*What this task involves:* Repeat the whole listing exactly.
──────── Record extracts
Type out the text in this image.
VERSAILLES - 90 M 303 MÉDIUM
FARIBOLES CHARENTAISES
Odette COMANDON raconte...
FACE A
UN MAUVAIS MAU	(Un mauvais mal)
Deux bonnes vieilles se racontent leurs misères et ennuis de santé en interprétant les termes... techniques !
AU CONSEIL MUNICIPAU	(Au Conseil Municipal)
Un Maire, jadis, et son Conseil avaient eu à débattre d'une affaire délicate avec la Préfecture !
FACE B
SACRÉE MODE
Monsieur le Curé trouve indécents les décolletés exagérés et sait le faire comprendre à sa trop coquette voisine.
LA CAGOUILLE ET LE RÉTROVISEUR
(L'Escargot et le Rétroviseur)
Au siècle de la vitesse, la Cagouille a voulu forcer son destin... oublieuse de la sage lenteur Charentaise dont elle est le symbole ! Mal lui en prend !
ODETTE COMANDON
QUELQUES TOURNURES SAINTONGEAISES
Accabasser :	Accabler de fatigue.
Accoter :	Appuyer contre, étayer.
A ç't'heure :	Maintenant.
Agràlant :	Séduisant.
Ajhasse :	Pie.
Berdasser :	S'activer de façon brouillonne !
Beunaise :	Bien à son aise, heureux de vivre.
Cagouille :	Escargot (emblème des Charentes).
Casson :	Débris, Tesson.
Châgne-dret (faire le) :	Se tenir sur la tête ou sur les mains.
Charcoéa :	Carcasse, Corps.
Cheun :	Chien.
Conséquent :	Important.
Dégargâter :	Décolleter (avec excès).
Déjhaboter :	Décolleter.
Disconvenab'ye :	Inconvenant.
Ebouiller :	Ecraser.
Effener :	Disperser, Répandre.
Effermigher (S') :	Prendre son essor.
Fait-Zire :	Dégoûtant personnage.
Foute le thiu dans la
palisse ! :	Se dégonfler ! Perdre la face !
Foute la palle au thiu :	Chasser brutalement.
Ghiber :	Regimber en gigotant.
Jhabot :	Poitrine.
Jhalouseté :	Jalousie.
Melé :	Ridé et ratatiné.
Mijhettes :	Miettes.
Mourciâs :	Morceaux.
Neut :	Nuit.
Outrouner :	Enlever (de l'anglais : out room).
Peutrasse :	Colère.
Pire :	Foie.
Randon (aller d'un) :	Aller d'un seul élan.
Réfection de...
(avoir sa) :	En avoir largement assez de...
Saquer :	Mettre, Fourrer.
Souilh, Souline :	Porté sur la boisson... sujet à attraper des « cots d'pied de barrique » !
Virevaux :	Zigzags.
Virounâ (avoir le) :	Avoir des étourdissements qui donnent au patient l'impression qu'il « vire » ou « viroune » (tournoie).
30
────────────────
*Finished answer:*
Type out the text in this image.
VERSAILLES - 90 M 303 MÉDIUM
FARIBOLES CHARENTAISES
Odette COMANDON raconte...
FACE A
UN MAUVAIS MAU	(Un mauvais mal)
Deux bonnes vieilles se racontent leurs misères et ennuis de santé en interprétant les termes... techniques !
AU CONSEIL MUNICIPAU	(Au Conseil Municipal)
Un Maire, jadis, et son Conseil avaient eu à débattre d'une affaire délicate avec la Préfecture !
FACE B
SACRÉE MODE
Monsieur le Curé trouve indécents les décolletés exagérés et sait le faire comprendre à sa trop coquette voisine.
LA CAGOUILLE ET LE RÉTROVISEUR
(L'Escargot et le Rétroviseur)
Au siècle de la vitesse, la Cagouille a voulu forcer son destin... oublieuse de la sage lenteur Charentaise dont elle est le symbole ! Mal lui en prend !
ODETTE COMANDON
QUELQUES TOURNURES SAINTONGEAISES
Accabasser :	Accabler de fatigue.
Accoter :	Appuyer contre, étayer.
A ç't'heure :	Maintenant.
Agràlant :	Séduisant.
Ajhasse :	Pie.
Berdasser :	S'activer de façon brouillonne !
Beunaise :	Bien à son aise, heureux de vivre.
Cagouille :	Escargot (emblème des Charentes).
Casson :	Débris, Tesson.
Châgne-dret (faire le) :	Se tenir sur la tête ou sur les mains.
Charcoéa :	Carcasse, Corps.
Cheun :	Chien.
Conséquent :	Important.
Dégargâter :	Décolleter (avec excès).
Déjhaboter :	Décolleter.
Disconvenab'ye :	Inconvenant.
Ebouiller :	Ecraser.
Effener :	Disperser, Répandre.
Effermigher (S') :	Prendre son essor.
Fait-Zire :	Dégoûtant personnage.
Foute le thiu dans la
palisse ! :	Se dégonfler ! Perdre la face !
Foute la palle au thiu :	Chasser brutalement.
Ghiber :	Regimber en gigotant.
Jhabot :	Poitrine.
Jhalouseté :	Jalousie.
Melé :	Ridé et ratatiné.
Mijhettes :	Miettes.
Mourciâs :	Morceaux.
Neut :	Nuit.
Outrouner :	Enlever (de l'anglais : out room).
Peutrasse :	Colère.
Pire :	Foie.
Randon (aller d'un) :	Aller d'un seul élan.
Réfection de...
(avoir sa) :	En avoir largement assez de...
Saquer :	Mettre, Fourrer.
Souilh, Souline :	Porté sur la boisson... sujet à attraper des « cots d'pied de barrique » !
Virevaux :	Zigzags.
Virounâ (avoir le) :	Avoir des étourdissements qui donnent au patient l'impression qu'il « vire » ou « viroune » (tournoie).
30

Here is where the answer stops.